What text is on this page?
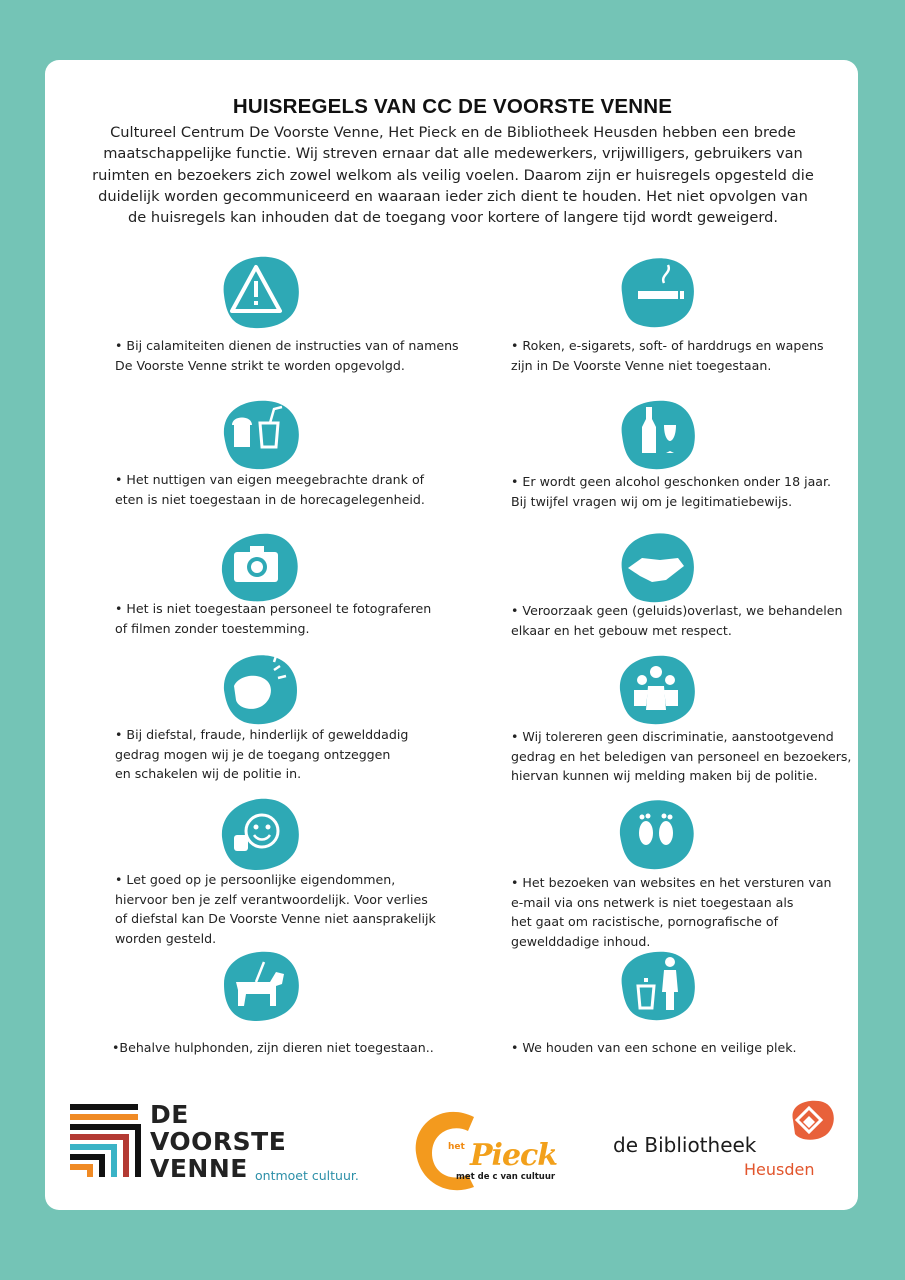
HUISREGELS VAN CC DE VOORSTE VENNE
Cultureel Centrum De Voorste Venne, Het Pieck en de Bibliotheek Heusden hebben een brede maatschappelijke functie. Wij streven ernaar dat alle medewerkers, vrijwilligers, gebruikers van ruimten en bezoekers zich zowel welkom als veilig voelen. Daarom zijn er huisregels opgesteld die duidelijk worden gecommuniceerd en waaraan ieder zich dient te houden. Het niet opvolgen van de huisregels kan inhouden dat de toegang voor kortere of langere tijd wordt geweigerd.
• Bij calamiteiten dienen de instructies van of namens
De Voorste Venne strikt te worden opgevolgd.
• Het nuttigen van eigen meegebrachte drank of
eten is niet toegestaan in de horecagelegenheid.
• Het is niet toegestaan personeel te fotograferen
of filmen zonder toestemming.
• Bij diefstal, fraude, hinderlijk of gewelddadig
gedrag mogen wij je de toegang ontzeggen
en schakelen wij de politie in.
• Let goed op je persoonlijke eigendommen,
hiervoor ben je zelf verantwoordelijk. Voor verlies
of diefstal kan De Voorste Venne niet aansprakelijk
worden gesteld.
•Behalve hulphonden, zijn dieren niet toegestaan..
• Roken, e-sigarets, soft- of harddrugs en wapens
zijn in De Voorste Venne niet toegestaan.
• Er wordt geen alcohol geschonken onder 18 jaar.
Bij twijfel vragen wij om je legitimatiebewijs.
• Veroorzaak geen (geluids)overlast, we behandelen
elkaar en het gebouw met respect.
• Wij tolereren geen discriminatie, aanstootgevend
gedrag en het beledigen van personeel en bezoekers,
hiervan kunnen wij melding maken bij de politie.
• Het bezoeken van websites en het versturen van
e-mail via ons netwerk is niet toegestaan als
het gaat om racistische, pornografische of
gewelddadige inhoud.
• We houden van een schone en veilige plek.
DE
VOORSTE
VENNE ontmoet cultuur.
het Pieck
met de c van cultuur
de Bibliotheek
Heusden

# # # # # # #

Answer with one number only: how many lines above contain the word "gedrag".

2